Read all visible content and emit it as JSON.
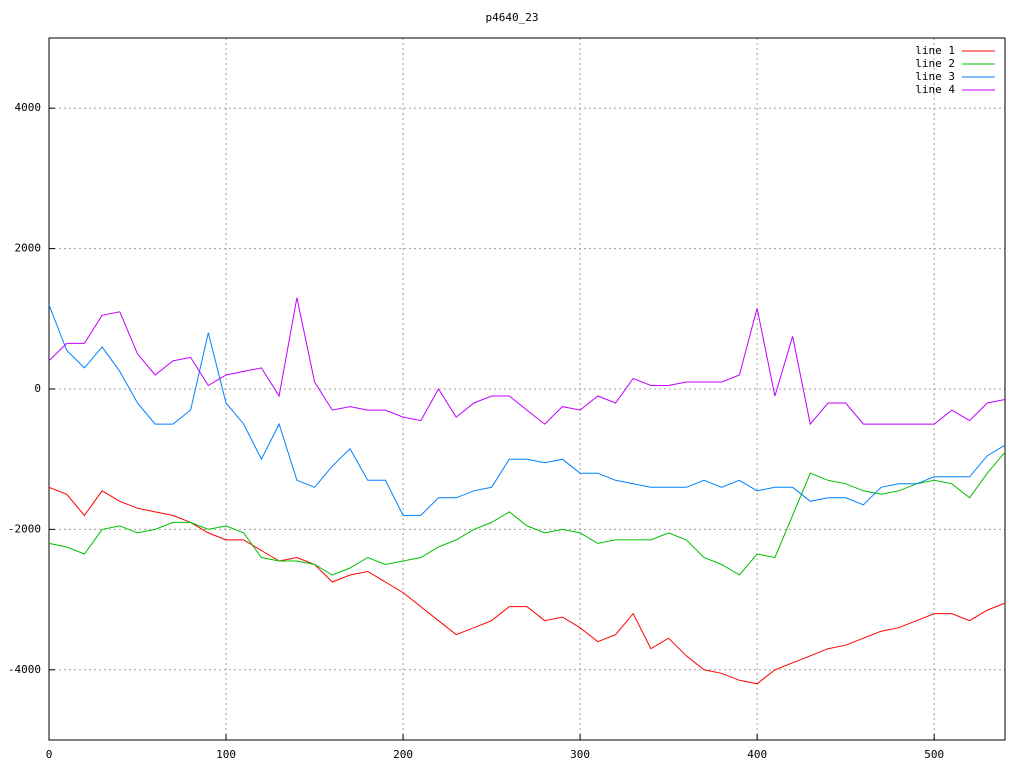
{
  "chart_data": {
    "type": "line",
    "title": "p4640_23",
    "x": [
      0,
      10,
      20,
      30,
      40,
      50,
      60,
      70,
      80,
      90,
      100,
      110,
      120,
      130,
      140,
      150,
      160,
      170,
      180,
      190,
      200,
      210,
      220,
      230,
      240,
      250,
      260,
      270,
      280,
      290,
      300,
      310,
      320,
      330,
      340,
      350,
      360,
      370,
      380,
      390,
      400,
      410,
      420,
      430,
      440,
      450,
      460,
      470,
      480,
      490,
      500,
      510,
      520,
      530,
      540
    ],
    "xlim": [
      0,
      540
    ],
    "xticks": [
      0,
      100,
      200,
      300,
      400,
      500
    ],
    "ylim": [
      -5000,
      5000
    ],
    "yticks": [
      -4000,
      -2000,
      0,
      2000,
      4000
    ],
    "grid": true,
    "legend": "top-right",
    "series": [
      {
        "name": "line 1",
        "color": "#ff0000",
        "values": [
          -1400,
          -1500,
          -1800,
          -1450,
          -1600,
          -1700,
          -1750,
          -1800,
          -1900,
          -2050,
          -2150,
          -2150,
          -2300,
          -2450,
          -2400,
          -2500,
          -2750,
          -2650,
          -2600,
          -2750,
          -2900,
          -3100,
          -3300,
          -3500,
          -3400,
          -3300,
          -3100,
          -3100,
          -3300,
          -3250,
          -3400,
          -3600,
          -3500,
          -3200,
          -3700,
          -3550,
          -3800,
          -4000,
          -4050,
          -4150,
          -4200,
          -4000,
          -3900,
          -3800,
          -3700,
          -3650,
          -3550,
          -3450,
          -3400,
          -3300,
          -3200,
          -3200,
          -3300,
          -3150,
          -3050
        ]
      },
      {
        "name": "line 2",
        "color": "#00c000",
        "values": [
          -2200,
          -2250,
          -2350,
          -2000,
          -1950,
          -2050,
          -2000,
          -1900,
          -1900,
          -2000,
          -1950,
          -2050,
          -2400,
          -2450,
          -2450,
          -2500,
          -2650,
          -2550,
          -2400,
          -2500,
          -2450,
          -2400,
          -2250,
          -2150,
          -2000,
          -1900,
          -1750,
          -1950,
          -2050,
          -2000,
          -2050,
          -2200,
          -2150,
          -2150,
          -2150,
          -2050,
          -2150,
          -2400,
          -2500,
          -2650,
          -2350,
          -2400,
          -1800,
          -1200,
          -1300,
          -1350,
          -1450,
          -1500,
          -1450,
          -1350,
          -1300,
          -1350,
          -1550,
          -1200,
          -900
        ]
      },
      {
        "name": "line 3",
        "color": "#0080ff",
        "values": [
          1200,
          550,
          300,
          600,
          250,
          -200,
          -500,
          -500,
          -300,
          800,
          -200,
          -500,
          -1000,
          -500,
          -1300,
          -1400,
          -1100,
          -850,
          -1300,
          -1300,
          -1800,
          -1800,
          -1550,
          -1550,
          -1450,
          -1400,
          -1000,
          -1000,
          -1050,
          -1000,
          -1200,
          -1200,
          -1300,
          -1350,
          -1400,
          -1400,
          -1400,
          -1300,
          -1400,
          -1300,
          -1450,
          -1400,
          -1400,
          -1600,
          -1550,
          -1550,
          -1650,
          -1400,
          -1350,
          -1350,
          -1250,
          -1250,
          -1250,
          -950,
          -800
        ]
      },
      {
        "name": "line 4",
        "color": "#c000ff",
        "values": [
          400,
          650,
          650,
          1050,
          1100,
          500,
          200,
          400,
          450,
          50,
          200,
          250,
          300,
          -100,
          1300,
          100,
          -300,
          -250,
          -300,
          -300,
          -400,
          -450,
          0,
          -400,
          -200,
          -100,
          -100,
          -300,
          -500,
          -250,
          -300,
          -100,
          -200,
          150,
          50,
          50,
          100,
          100,
          100,
          200,
          1150,
          -100,
          750,
          -500,
          -200,
          -200,
          -500,
          -500,
          -500,
          -500,
          -500,
          -300,
          -450,
          -200,
          -150
        ]
      }
    ]
  }
}
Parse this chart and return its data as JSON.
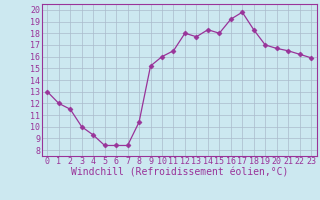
{
  "x": [
    0,
    1,
    2,
    3,
    4,
    5,
    6,
    7,
    8,
    9,
    10,
    11,
    12,
    13,
    14,
    15,
    16,
    17,
    18,
    19,
    20,
    21,
    22,
    23
  ],
  "y": [
    13,
    12,
    11.5,
    10,
    9.3,
    8.4,
    8.4,
    8.4,
    10.4,
    15.2,
    16.0,
    16.5,
    18.0,
    17.7,
    18.3,
    18.0,
    19.2,
    19.8,
    18.3,
    17.0,
    16.7,
    16.5,
    16.2,
    15.9
  ],
  "line_color": "#993399",
  "marker": "D",
  "marker_size": 2.5,
  "bg_color": "#cce8f0",
  "grid_color": "#aabbcc",
  "xlabel": "Windchill (Refroidissement éolien,°C)",
  "xlabel_fontsize": 7.0,
  "tick_fontsize": 6.0,
  "xlim": [
    -0.5,
    23.5
  ],
  "ylim": [
    7.5,
    20.5
  ],
  "yticks": [
    8,
    9,
    10,
    11,
    12,
    13,
    14,
    15,
    16,
    17,
    18,
    19,
    20
  ],
  "xticks": [
    0,
    1,
    2,
    3,
    4,
    5,
    6,
    7,
    8,
    9,
    10,
    11,
    12,
    13,
    14,
    15,
    16,
    17,
    18,
    19,
    20,
    21,
    22,
    23
  ]
}
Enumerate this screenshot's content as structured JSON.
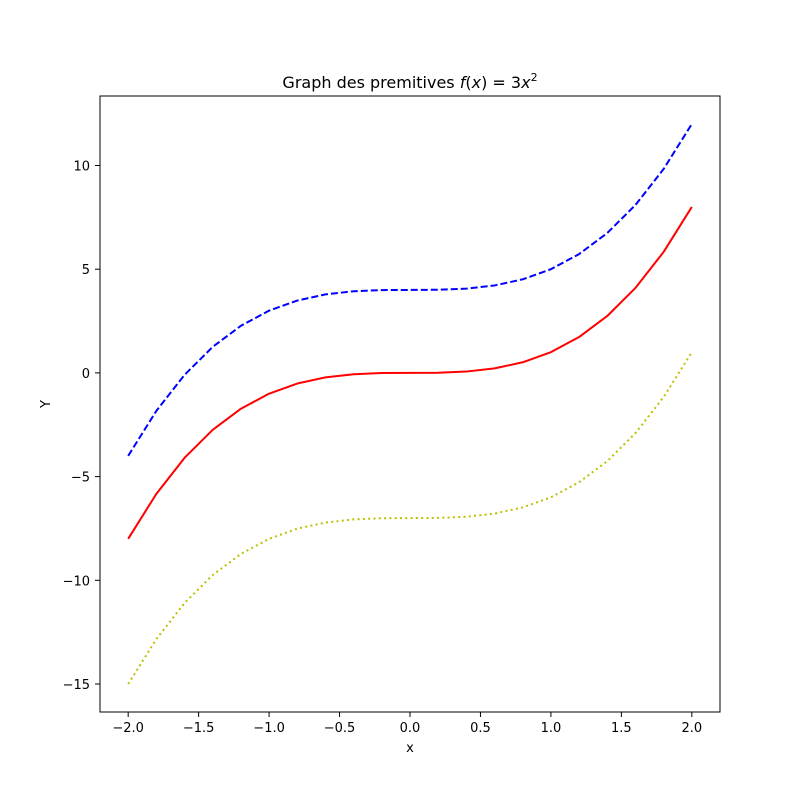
{
  "chart_data": {
    "type": "line",
    "title_text": "Graph des premitives ",
    "title_math": {
      "func": "f",
      "arg": "x",
      "eq": " = 3",
      "var": "x",
      "exp": "2"
    },
    "xlabel": "x",
    "ylabel": "Y",
    "xlim": [
      -2.2,
      2.2
    ],
    "ylim": [
      -16.35,
      13.35
    ],
    "x_ticks": [
      -2.0,
      -1.5,
      -1.0,
      -0.5,
      0.0,
      0.5,
      1.0,
      1.5,
      2.0
    ],
    "x_tick_labels": [
      "−2.0",
      "−1.5",
      "−1.0",
      "−0.5",
      "0.0",
      "0.5",
      "1.0",
      "1.5",
      "2.0"
    ],
    "y_ticks": [
      -15,
      -10,
      -5,
      0,
      5,
      10
    ],
    "y_tick_labels": [
      "−15",
      "−10",
      "−5",
      "0",
      "5",
      "10"
    ],
    "grid": false,
    "series": [
      {
        "color": "#0000ff",
        "style": "dashed",
        "x": [
          -2.0,
          -1.8,
          -1.6,
          -1.4,
          -1.2,
          -1.0,
          -0.8,
          -0.6,
          -0.4,
          -0.2,
          0.0,
          0.2,
          0.4,
          0.6,
          0.8,
          1.0,
          1.2,
          1.4,
          1.6,
          1.8,
          2.0
        ],
        "y": [
          -4.0,
          -1.832,
          -0.096,
          1.256,
          2.272,
          3.0,
          3.488,
          3.784,
          3.936,
          3.992,
          4.0,
          4.008,
          4.064,
          4.216,
          4.512,
          5.0,
          5.728,
          6.744,
          8.096,
          9.832,
          12.0
        ]
      },
      {
        "color": "#ff0000",
        "style": "solid",
        "x": [
          -2.0,
          -1.8,
          -1.6,
          -1.4,
          -1.2,
          -1.0,
          -0.8,
          -0.6,
          -0.4,
          -0.2,
          0.0,
          0.2,
          0.4,
          0.6,
          0.8,
          1.0,
          1.2,
          1.4,
          1.6,
          1.8,
          2.0
        ],
        "y": [
          -8.0,
          -5.832,
          -4.096,
          -2.744,
          -1.728,
          -1.0,
          -0.512,
          -0.216,
          -0.064,
          -0.008,
          0.0,
          0.008,
          0.064,
          0.216,
          0.512,
          1.0,
          1.728,
          2.744,
          4.096,
          5.832,
          8.0
        ]
      },
      {
        "color": "#bfbf00",
        "style": "dotted",
        "x": [
          -2.0,
          -1.8,
          -1.6,
          -1.4,
          -1.2,
          -1.0,
          -0.8,
          -0.6,
          -0.4,
          -0.2,
          0.0,
          0.2,
          0.4,
          0.6,
          0.8,
          1.0,
          1.2,
          1.4,
          1.6,
          1.8,
          2.0
        ],
        "y": [
          -15.0,
          -12.832,
          -11.096,
          -9.744,
          -8.728,
          -8.0,
          -7.512,
          -7.216,
          -7.064,
          -7.008,
          -7.0,
          -6.992,
          -6.936,
          -6.784,
          -6.488,
          -6.0,
          -5.272,
          -4.256,
          -2.904,
          -1.168,
          1.0
        ]
      }
    ]
  }
}
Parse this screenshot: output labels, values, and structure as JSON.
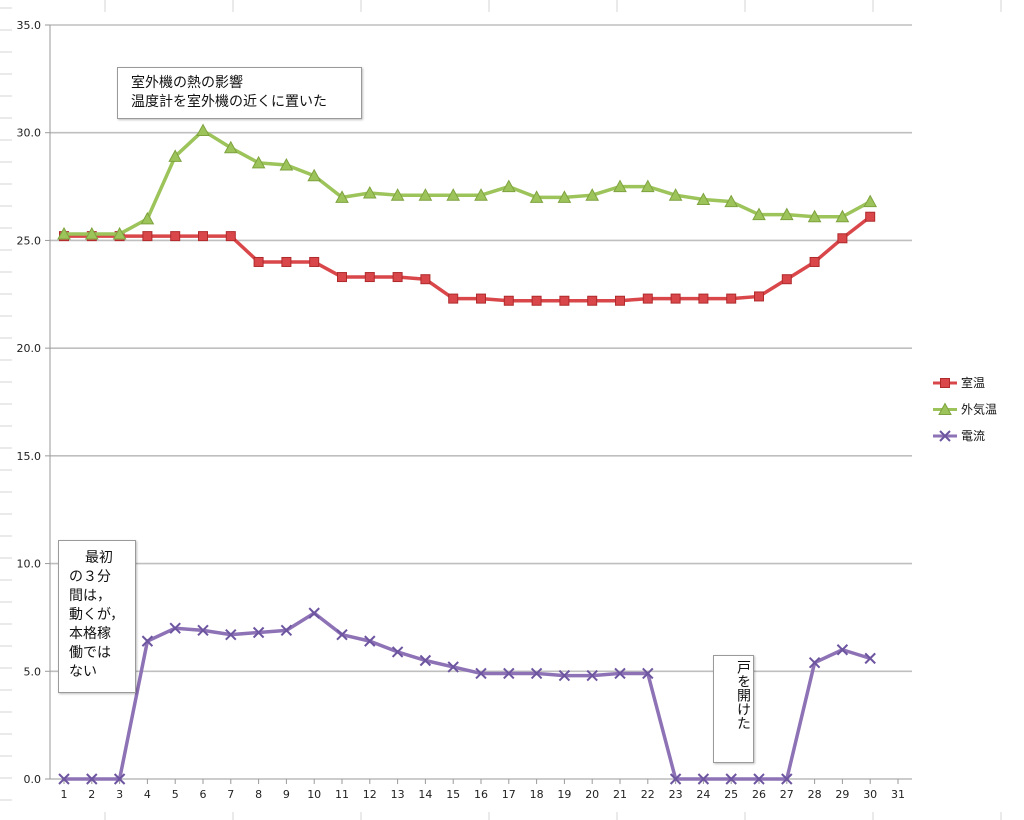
{
  "colors": {
    "room": "#d9474a",
    "outside": "#9cc45a",
    "current": "#8e72b6",
    "grid": "#bfbfbf",
    "sheet_grid": "#d6d6d6"
  },
  "annotations": {
    "heat": [
      "室外機の熱の影響",
      "温度計を室外機の近くに置いた"
    ],
    "first": [
      "最初",
      "の３分",
      "間は，",
      "動くが，",
      "本格稼",
      "働では",
      "ない"
    ],
    "door": "戸を開けた"
  },
  "chart_data": {
    "type": "line",
    "x": [
      1,
      2,
      3,
      4,
      5,
      6,
      7,
      8,
      9,
      10,
      11,
      12,
      13,
      14,
      15,
      16,
      17,
      18,
      19,
      20,
      21,
      22,
      23,
      24,
      25,
      26,
      27,
      28,
      29,
      30
    ],
    "x_ticks": [
      "1",
      "2",
      "3",
      "4",
      "5",
      "6",
      "7",
      "8",
      "9",
      "10",
      "11",
      "12",
      "13",
      "14",
      "15",
      "16",
      "17",
      "18",
      "19",
      "20",
      "21",
      "22",
      "23",
      "24",
      "25",
      "26",
      "27",
      "28",
      "29",
      "30",
      "31"
    ],
    "y_ticks": [
      "0.0",
      "5.0",
      "10.0",
      "15.0",
      "20.0",
      "25.0",
      "30.0",
      "35.0"
    ],
    "ylim": [
      0,
      35
    ],
    "grid": true,
    "legend_position": "right",
    "series": [
      {
        "name": "室温",
        "marker": "square",
        "values": [
          25.2,
          25.2,
          25.2,
          25.2,
          25.2,
          25.2,
          25.2,
          24.0,
          24.0,
          24.0,
          23.3,
          23.3,
          23.3,
          23.2,
          22.3,
          22.3,
          22.2,
          22.2,
          22.2,
          22.2,
          22.2,
          22.3,
          22.3,
          22.3,
          22.3,
          22.4,
          23.2,
          24.0,
          25.1,
          26.1
        ]
      },
      {
        "name": "外気温",
        "marker": "triangle",
        "values": [
          25.3,
          25.3,
          25.3,
          26.0,
          28.9,
          30.1,
          29.3,
          28.6,
          28.5,
          28.0,
          27.0,
          27.2,
          27.1,
          27.1,
          27.1,
          27.1,
          27.5,
          27.0,
          27.0,
          27.1,
          27.5,
          27.5,
          27.1,
          26.9,
          26.8,
          26.2,
          26.2,
          26.1,
          26.1,
          26.8
        ]
      },
      {
        "name": "電流",
        "marker": "x",
        "values": [
          0.0,
          0.0,
          0.0,
          6.4,
          7.0,
          6.9,
          6.7,
          6.8,
          6.9,
          7.7,
          6.7,
          6.4,
          5.9,
          5.5,
          5.2,
          4.9,
          4.9,
          4.9,
          4.8,
          4.8,
          4.9,
          4.9,
          0.0,
          0.0,
          0.0,
          0.0,
          0.0,
          5.4,
          6.0,
          5.6
        ]
      }
    ]
  }
}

*What is needed:*
Isolate the lines that hold the word "name" and copy all of them.

*Answer to this problem:*
        "name": "line 1",
        "name": "line 2",
        "name": "line 3",
        "name": "line 4",
        "name": "室温",
        "name": "外気温",
        "name": "電流",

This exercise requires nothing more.